* _What the exercise asks_
Look through the material below. Copy every line with the string "COVID" in it.

(Excerpts from a figure dataset)
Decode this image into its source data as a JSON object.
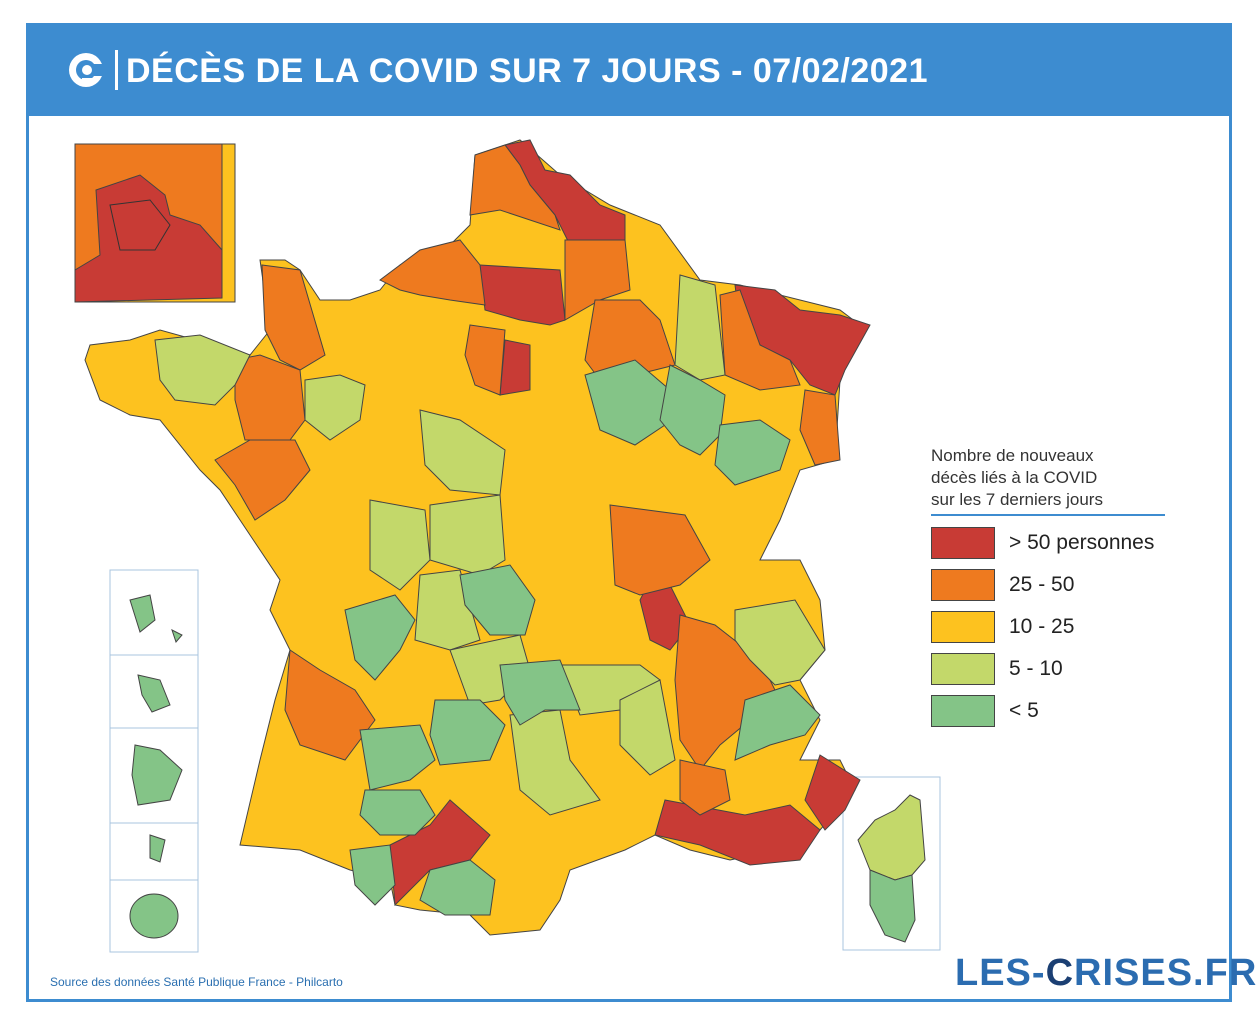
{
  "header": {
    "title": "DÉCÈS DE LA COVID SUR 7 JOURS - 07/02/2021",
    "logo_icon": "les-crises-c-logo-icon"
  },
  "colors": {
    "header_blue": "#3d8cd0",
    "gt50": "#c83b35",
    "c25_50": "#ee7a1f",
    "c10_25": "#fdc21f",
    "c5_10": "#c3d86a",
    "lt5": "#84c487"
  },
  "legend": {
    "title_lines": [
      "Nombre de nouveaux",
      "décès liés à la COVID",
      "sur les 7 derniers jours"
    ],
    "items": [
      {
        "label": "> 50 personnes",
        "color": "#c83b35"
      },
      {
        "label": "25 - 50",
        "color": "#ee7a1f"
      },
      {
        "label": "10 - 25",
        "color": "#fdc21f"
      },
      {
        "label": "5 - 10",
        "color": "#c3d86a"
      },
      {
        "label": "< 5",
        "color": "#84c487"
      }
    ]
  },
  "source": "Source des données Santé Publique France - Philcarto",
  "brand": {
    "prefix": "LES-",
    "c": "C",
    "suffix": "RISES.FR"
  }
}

* _Full answer_
    "title": "DÉCÈS DE LA COVID SUR 7 JOURS - 07/02/2021",
      "décès liés à la COVID",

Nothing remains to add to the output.